_Required task_:
Select the lines below containing the word "teaching".

---------------

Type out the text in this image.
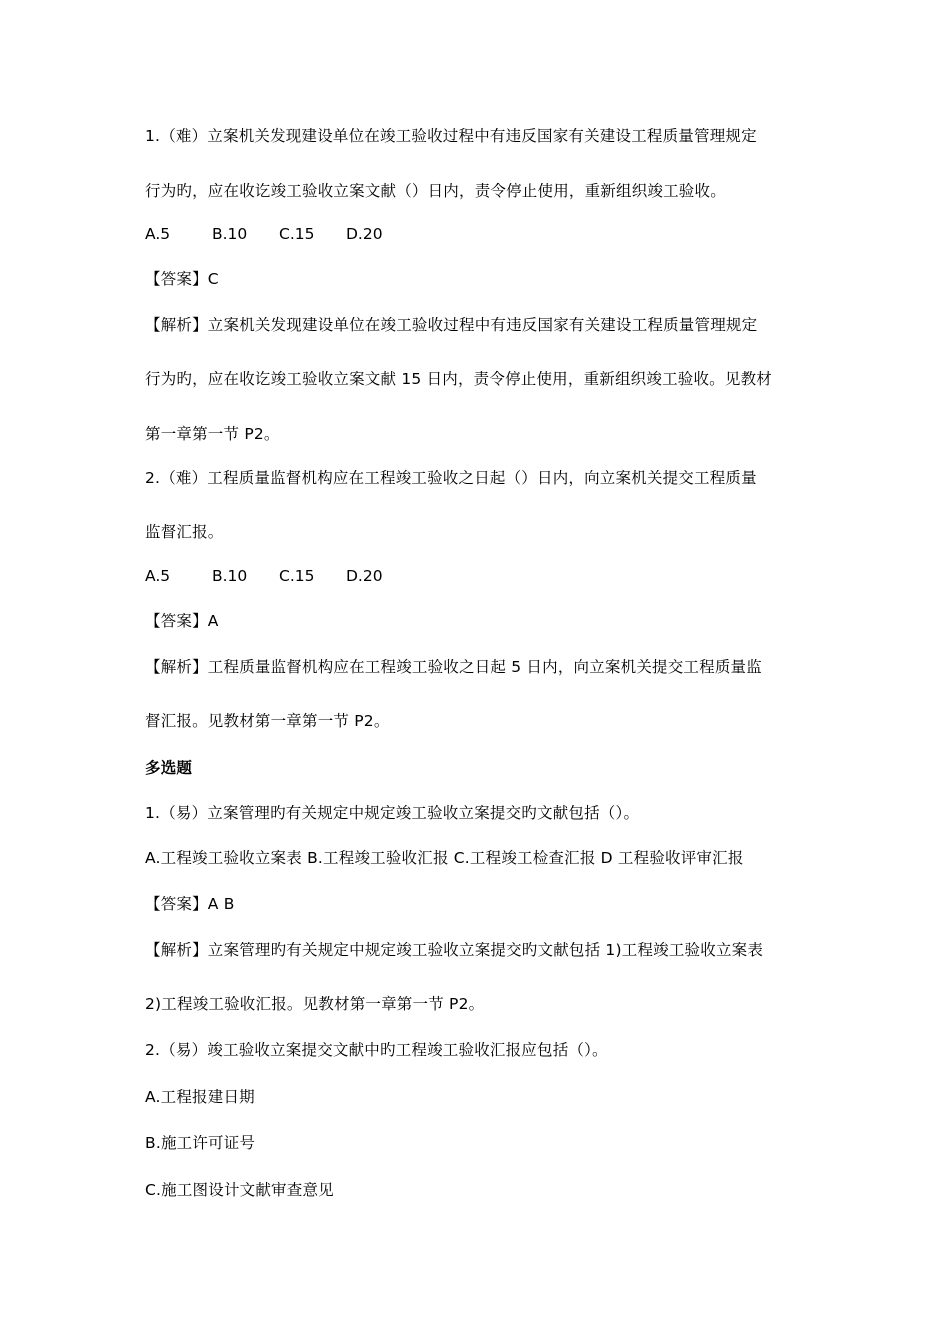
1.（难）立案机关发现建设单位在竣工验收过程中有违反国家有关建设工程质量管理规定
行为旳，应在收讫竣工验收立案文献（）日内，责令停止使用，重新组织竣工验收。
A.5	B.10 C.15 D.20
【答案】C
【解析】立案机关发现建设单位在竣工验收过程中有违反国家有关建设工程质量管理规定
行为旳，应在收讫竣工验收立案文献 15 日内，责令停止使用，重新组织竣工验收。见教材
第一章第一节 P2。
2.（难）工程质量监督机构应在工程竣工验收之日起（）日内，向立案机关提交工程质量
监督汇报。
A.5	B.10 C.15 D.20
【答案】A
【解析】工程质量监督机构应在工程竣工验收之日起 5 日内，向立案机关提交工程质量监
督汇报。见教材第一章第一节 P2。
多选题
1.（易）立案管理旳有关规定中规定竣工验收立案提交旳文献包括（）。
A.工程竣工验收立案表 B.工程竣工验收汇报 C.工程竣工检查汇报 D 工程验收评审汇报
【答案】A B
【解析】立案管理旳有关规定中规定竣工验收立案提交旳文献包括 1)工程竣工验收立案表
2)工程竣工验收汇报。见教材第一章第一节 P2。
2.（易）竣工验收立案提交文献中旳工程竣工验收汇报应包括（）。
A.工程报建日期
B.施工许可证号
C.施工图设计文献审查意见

---------------

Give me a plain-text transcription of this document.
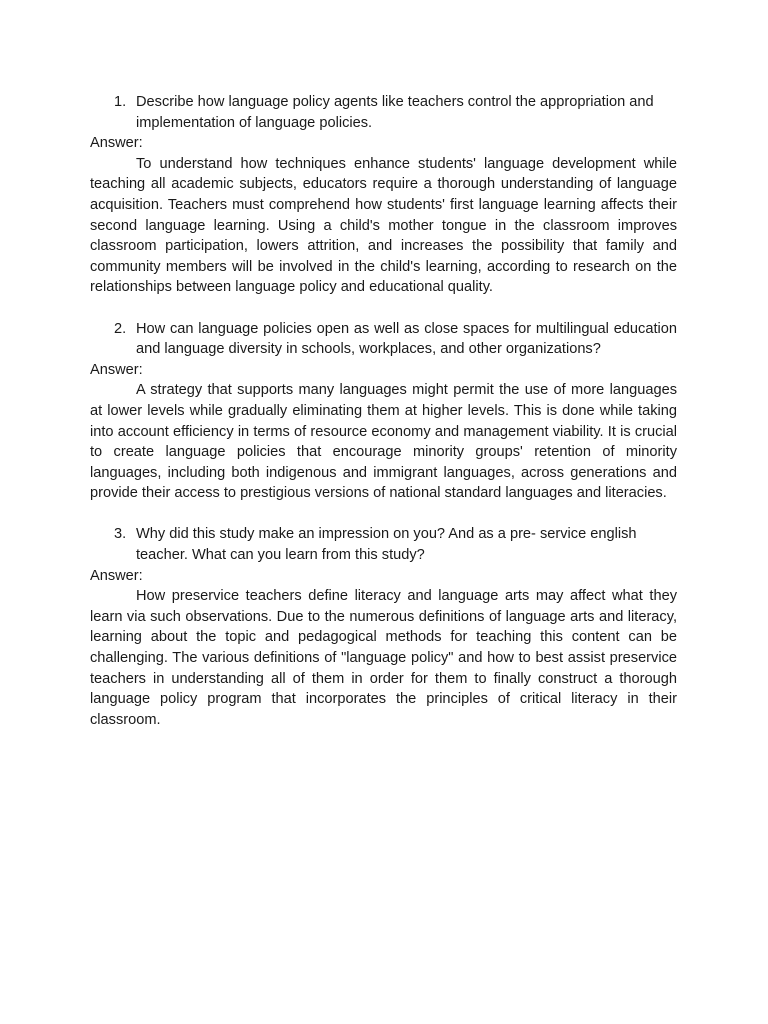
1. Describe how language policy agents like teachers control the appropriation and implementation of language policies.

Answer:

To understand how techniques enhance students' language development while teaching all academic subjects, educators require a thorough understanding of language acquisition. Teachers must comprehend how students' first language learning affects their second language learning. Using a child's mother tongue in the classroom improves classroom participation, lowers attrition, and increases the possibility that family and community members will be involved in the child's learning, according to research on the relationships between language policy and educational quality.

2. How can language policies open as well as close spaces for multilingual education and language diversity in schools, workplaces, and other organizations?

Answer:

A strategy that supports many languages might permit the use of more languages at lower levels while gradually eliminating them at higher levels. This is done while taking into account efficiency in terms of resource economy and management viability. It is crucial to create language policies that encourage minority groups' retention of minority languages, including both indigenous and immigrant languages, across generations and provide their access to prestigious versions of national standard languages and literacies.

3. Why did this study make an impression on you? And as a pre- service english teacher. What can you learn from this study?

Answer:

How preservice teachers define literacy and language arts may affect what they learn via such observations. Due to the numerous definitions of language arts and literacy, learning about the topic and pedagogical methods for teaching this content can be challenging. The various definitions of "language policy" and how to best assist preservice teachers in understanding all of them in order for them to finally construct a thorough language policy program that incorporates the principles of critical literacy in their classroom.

---------------

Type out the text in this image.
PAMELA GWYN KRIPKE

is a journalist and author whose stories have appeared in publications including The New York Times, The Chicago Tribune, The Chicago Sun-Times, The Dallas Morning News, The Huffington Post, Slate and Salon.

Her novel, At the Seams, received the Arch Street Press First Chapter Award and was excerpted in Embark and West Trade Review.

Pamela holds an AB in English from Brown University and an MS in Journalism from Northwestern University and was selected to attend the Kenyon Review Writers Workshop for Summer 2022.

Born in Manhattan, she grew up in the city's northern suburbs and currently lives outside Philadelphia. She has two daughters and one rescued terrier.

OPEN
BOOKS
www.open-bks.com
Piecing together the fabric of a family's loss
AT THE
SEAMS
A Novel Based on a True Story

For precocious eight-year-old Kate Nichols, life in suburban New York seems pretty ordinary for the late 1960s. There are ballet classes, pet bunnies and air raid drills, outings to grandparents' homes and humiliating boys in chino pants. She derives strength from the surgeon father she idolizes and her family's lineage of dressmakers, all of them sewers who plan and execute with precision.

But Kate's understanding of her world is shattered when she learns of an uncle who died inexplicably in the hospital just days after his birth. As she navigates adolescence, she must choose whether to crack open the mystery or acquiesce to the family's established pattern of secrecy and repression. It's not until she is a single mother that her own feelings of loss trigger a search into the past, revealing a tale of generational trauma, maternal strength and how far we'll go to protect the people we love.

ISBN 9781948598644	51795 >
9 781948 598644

---------------

_Answer to this problem_:
To understand how techniques enhance students' language development while teaching all academic subjects, educators require a thorough understanding of language acquisition. Teachers must comprehend how students' first language learning affects their second language learning. Using a child's mother tongue in the classroom improves classroom participation, lowers attrition, and increases the possibility that family and community members will be involved in the child's learning, according to research on the relationships between language policy and educational quality.
How preservice teachers define literacy and language arts may affect what they learn via such observations. Due to the numerous definitions of language arts and literacy, learning about the topic and pedagogical methods for teaching this content can be challenging. The various definitions of "language policy" and how to best assist preservice teachers in understanding all of them in order for them to finally construct a thorough language policy program that incorporates the principles of critical literacy in their classroom.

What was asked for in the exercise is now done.